Every line that includes the word "BENCHMARK" is to be listed.

Items listed in a dataset:
______

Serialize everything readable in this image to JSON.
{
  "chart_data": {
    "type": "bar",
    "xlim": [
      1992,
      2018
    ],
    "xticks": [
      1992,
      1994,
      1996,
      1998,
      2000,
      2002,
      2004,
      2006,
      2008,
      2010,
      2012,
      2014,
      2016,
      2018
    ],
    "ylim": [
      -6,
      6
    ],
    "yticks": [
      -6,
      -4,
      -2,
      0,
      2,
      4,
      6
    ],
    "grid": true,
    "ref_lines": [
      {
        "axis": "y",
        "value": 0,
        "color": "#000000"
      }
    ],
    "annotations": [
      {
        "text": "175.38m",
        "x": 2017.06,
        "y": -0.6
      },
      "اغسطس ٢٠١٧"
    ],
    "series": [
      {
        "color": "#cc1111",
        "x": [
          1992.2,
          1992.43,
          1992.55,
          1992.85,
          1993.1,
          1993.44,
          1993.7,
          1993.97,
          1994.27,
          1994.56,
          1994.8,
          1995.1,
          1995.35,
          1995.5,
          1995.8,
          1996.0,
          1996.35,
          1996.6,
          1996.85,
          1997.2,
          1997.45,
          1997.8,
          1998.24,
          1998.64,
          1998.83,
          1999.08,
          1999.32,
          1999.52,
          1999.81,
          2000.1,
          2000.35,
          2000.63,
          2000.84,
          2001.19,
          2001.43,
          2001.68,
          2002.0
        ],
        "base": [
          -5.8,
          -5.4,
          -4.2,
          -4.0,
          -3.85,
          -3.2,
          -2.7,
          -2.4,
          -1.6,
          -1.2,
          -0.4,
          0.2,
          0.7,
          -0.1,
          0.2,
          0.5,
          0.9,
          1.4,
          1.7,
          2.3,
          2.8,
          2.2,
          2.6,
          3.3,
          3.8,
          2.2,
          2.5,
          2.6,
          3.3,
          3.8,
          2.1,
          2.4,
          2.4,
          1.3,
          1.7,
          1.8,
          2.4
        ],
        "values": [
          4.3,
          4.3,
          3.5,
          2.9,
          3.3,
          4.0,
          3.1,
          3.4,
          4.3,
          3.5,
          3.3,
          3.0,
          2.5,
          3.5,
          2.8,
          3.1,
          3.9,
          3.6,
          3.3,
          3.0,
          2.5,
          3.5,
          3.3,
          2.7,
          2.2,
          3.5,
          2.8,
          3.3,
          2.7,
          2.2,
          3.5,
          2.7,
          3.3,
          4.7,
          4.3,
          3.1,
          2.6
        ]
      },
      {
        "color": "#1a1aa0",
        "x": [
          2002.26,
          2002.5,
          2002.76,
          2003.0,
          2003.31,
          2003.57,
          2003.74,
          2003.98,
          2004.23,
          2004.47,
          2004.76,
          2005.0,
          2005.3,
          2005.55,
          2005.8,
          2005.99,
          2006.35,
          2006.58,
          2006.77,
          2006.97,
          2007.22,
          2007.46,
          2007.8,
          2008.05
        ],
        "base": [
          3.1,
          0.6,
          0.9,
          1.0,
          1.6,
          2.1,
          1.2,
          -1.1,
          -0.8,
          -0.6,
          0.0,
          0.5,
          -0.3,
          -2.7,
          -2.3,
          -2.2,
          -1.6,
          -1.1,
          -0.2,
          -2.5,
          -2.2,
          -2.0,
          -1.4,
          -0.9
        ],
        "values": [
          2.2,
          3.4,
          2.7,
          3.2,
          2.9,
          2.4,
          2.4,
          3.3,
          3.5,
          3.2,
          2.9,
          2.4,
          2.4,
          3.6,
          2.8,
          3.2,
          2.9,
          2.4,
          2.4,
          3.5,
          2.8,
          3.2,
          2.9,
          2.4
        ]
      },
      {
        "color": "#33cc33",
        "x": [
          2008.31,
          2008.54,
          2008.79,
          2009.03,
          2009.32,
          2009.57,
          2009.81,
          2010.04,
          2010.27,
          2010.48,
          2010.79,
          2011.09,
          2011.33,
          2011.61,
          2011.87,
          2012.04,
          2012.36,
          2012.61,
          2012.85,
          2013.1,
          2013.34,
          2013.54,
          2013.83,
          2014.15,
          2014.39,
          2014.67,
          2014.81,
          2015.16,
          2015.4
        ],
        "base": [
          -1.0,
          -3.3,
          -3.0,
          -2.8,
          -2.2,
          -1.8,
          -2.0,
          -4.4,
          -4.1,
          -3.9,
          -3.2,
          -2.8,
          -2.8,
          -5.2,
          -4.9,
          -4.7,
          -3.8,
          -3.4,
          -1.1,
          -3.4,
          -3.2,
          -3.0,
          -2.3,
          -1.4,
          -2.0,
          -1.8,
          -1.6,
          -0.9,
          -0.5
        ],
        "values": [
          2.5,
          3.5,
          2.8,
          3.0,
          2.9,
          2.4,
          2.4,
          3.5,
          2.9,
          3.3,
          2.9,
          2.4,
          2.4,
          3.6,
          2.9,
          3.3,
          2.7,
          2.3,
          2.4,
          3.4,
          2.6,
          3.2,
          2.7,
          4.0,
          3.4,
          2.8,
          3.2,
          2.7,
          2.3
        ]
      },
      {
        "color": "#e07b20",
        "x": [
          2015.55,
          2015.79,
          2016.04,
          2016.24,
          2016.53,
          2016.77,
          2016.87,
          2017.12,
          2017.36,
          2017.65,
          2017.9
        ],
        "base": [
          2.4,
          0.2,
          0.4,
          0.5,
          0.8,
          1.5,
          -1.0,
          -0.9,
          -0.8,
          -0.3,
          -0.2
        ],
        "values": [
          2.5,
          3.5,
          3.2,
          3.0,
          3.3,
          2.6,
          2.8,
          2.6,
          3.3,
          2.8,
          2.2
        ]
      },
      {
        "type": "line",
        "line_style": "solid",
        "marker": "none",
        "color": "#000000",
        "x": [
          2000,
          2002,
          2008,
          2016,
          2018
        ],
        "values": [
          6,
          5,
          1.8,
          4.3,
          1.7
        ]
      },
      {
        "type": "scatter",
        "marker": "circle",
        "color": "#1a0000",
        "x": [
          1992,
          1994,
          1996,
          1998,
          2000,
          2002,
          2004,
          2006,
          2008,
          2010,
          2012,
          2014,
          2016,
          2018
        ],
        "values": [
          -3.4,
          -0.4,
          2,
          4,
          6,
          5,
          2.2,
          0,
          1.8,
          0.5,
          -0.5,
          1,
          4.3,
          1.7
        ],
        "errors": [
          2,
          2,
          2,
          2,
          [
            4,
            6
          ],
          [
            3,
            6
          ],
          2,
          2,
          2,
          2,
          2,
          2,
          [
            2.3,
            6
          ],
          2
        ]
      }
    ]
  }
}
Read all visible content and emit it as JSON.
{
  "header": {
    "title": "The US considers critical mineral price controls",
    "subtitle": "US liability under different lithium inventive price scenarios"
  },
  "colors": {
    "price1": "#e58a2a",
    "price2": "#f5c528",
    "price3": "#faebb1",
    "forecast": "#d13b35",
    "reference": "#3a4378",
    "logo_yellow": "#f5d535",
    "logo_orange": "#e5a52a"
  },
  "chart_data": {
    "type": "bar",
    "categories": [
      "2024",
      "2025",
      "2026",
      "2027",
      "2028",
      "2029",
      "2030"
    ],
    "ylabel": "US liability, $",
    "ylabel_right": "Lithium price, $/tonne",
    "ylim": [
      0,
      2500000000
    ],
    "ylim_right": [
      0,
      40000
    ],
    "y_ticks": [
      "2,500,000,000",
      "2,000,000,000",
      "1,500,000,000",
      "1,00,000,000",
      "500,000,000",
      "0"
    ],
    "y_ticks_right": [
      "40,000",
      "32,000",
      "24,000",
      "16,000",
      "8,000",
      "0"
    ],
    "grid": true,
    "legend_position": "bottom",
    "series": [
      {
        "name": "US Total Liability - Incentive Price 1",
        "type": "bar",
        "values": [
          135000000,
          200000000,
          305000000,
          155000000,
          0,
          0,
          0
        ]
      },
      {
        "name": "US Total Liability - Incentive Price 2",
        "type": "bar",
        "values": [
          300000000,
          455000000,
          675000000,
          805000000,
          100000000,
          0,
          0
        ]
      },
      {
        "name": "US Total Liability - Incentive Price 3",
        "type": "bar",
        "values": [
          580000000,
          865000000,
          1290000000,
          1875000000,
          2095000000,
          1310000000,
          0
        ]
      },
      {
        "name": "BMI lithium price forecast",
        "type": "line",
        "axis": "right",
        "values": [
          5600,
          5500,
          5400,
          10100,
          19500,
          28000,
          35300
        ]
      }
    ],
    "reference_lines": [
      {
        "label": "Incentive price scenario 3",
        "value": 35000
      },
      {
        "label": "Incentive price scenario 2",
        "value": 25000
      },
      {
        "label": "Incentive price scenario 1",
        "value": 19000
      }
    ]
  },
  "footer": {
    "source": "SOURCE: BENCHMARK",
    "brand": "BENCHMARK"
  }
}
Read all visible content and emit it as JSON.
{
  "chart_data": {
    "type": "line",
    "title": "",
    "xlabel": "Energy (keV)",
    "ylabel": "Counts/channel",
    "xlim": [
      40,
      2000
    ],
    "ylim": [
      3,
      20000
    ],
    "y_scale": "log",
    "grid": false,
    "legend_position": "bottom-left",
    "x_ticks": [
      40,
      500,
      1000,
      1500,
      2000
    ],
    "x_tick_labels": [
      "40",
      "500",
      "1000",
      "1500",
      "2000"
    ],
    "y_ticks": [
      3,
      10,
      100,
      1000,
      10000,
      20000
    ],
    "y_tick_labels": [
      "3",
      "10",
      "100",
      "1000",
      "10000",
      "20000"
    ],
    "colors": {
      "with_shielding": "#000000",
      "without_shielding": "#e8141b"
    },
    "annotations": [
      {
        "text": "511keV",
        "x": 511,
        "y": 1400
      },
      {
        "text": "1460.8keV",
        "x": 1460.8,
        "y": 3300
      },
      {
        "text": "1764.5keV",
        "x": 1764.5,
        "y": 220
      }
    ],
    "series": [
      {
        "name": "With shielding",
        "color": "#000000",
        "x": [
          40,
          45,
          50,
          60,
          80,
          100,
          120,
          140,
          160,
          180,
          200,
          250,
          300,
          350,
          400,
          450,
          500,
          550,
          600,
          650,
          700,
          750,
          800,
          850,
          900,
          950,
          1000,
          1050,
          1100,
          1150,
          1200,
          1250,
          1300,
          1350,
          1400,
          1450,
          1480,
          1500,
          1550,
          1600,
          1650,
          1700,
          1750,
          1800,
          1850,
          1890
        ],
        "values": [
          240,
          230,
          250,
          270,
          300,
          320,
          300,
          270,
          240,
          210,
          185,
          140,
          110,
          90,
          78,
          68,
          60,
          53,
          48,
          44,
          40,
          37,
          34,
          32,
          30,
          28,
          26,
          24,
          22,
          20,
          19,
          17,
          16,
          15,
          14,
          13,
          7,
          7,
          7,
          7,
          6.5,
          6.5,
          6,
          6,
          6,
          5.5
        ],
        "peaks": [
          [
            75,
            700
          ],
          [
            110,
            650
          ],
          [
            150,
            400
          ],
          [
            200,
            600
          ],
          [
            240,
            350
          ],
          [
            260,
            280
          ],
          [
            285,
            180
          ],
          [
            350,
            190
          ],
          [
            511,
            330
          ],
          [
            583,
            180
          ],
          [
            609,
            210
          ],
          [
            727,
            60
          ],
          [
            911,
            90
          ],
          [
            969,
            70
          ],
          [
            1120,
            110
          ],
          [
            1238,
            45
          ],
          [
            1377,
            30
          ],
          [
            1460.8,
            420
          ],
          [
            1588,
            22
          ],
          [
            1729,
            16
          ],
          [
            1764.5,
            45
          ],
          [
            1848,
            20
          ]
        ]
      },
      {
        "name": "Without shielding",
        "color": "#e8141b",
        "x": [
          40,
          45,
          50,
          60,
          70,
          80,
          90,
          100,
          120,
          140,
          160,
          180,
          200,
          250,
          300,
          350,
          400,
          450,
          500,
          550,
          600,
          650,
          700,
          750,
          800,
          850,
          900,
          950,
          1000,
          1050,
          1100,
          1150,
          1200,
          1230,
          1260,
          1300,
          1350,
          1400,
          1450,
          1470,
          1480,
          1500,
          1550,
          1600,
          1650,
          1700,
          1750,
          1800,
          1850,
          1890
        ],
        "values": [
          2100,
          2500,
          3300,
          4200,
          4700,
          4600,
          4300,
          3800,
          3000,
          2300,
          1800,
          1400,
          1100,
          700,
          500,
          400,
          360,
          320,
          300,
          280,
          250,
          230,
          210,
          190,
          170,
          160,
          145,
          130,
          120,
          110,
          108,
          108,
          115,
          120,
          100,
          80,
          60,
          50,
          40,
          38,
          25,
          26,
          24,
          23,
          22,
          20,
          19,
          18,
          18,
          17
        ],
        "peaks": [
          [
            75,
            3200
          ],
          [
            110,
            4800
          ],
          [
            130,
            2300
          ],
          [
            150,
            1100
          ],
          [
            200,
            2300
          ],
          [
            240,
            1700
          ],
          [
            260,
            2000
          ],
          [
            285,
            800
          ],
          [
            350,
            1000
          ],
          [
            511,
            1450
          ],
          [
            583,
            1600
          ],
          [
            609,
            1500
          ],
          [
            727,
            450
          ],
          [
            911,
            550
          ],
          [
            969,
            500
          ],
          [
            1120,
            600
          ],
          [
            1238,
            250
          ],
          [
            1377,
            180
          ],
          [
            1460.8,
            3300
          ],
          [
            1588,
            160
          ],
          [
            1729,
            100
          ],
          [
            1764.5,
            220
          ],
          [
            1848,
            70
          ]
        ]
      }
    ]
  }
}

______

■ Problem solution:
    "source": "SOURCE: BENCHMARK",
    "brand": "BENCHMARK"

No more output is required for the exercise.